GIVEN TASK: Exclude all pictures, then copy each of the records exactly as written.

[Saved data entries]
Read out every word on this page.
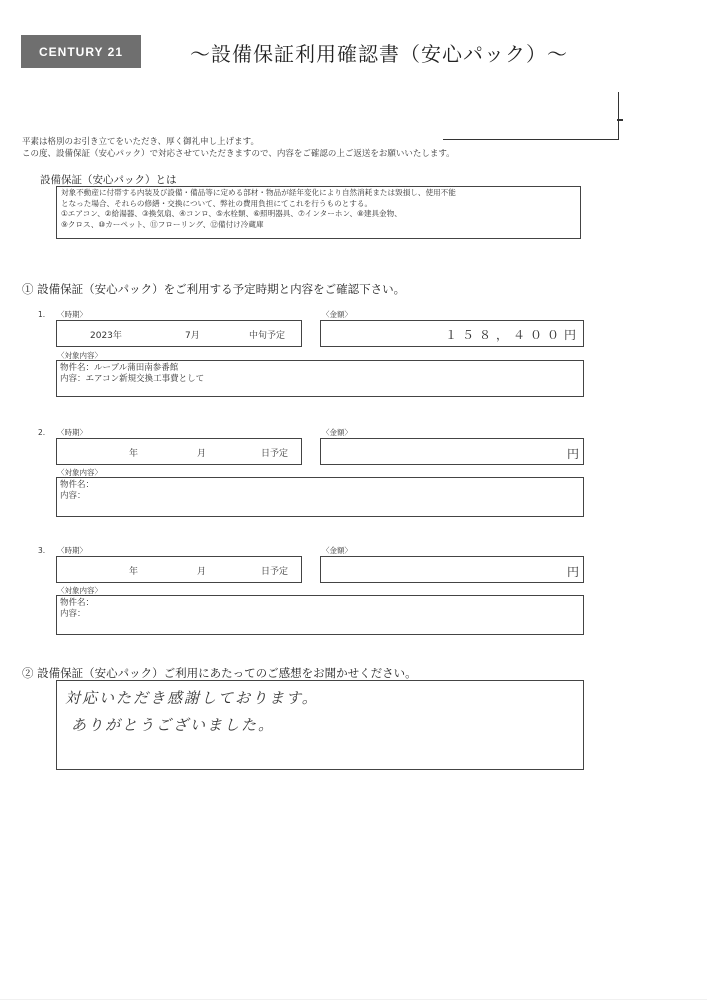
CENTURY 21	～設備保証利用確認書（安心パック）～
平素は格別のお引き立てをいただき、厚く御礼申し上げます。
この度、設備保証（安心パック）で対応させていただきますので、内容をご確認の上ご返送をお願いいたします。
設備保証（安心パック）とは
対象不動産に付帯する内装及び設備・備品等に定める部材・物品が経年変化により自然消耗または毀損し、使用不能
となった場合、それらの修繕・交換について、弊社の費用負担にてこれを行うものとする。
①エアコン、②給湯器、③換気扇、④コンロ、⑤水栓類、⑥照明器具、⑦インターホン、⑧建具金物、
⑨クロス、⑩カーペット、⑪フローリング、⑫備付け冷蔵庫
① 設備保証（安心パック）をご利用する予定時期と内容をご確認下さい。
1. 〈時期〉	〈金額〉
2023年	7月	中旬予定	１５８，４００円
〈対象内容〉
物件名：ルーブル蒲田南参番館
内容：エアコン新規交換工事費として
2. 〈時期〉	〈金額〉
年	月	日予定	円
〈対象内容〉
物件名：
内容：
3. 〈時期〉	〈金額〉
年	月	日予定	円
〈対象内容〉
物件名：
内容：
② 設備保証（安心パック）ご利用にあたってのご感想をお聞かせください。
対応いただき感謝しております。
ありがとうございました。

TASK RESPONSE:
Read out every word on this page.
CENTURY 21	～設備保証利用確認書（安心パック）～
平素は格別のお引き立てをいただき、厚く御礼申し上げます。
この度、設備保証（安心パック）で対応させていただきますので、内容をご確認の上ご返送をお願いいたします。
設備保証（安心パック）とは
対象不動産に付帯する内装及び設備・備品等に定める部材・物品が経年変化により自然消耗または毀損し、使用不能
となった場合、それらの修繕・交換について、弊社の費用負担にてこれを行うものとする。
①エアコン、②給湯器、③換気扇、④コンロ、⑤水栓類、⑥照明器具、⑦インターホン、⑧建具金物、
⑨クロス、⑩カーペット、⑪フローリング、⑫備付け冷蔵庫
① 設備保証（安心パック）をご利用する予定時期と内容をご確認下さい。
1. 〈時期〉	〈金額〉
2023年	7月	中旬予定	１５８，４００円
〈対象内容〉
物件名：ルーブル蒲田南参番館
内容：エアコン新規交換工事費として
2. 〈時期〉	〈金額〉
年	月	日予定	円
〈対象内容〉
物件名：
内容：
3. 〈時期〉	〈金額〉
年	月	日予定	円
〈対象内容〉
物件名：
内容：
② 設備保証（安心パック）ご利用にあたってのご感想をお聞かせください。
対応いただき感謝しております。
ありがとうございました。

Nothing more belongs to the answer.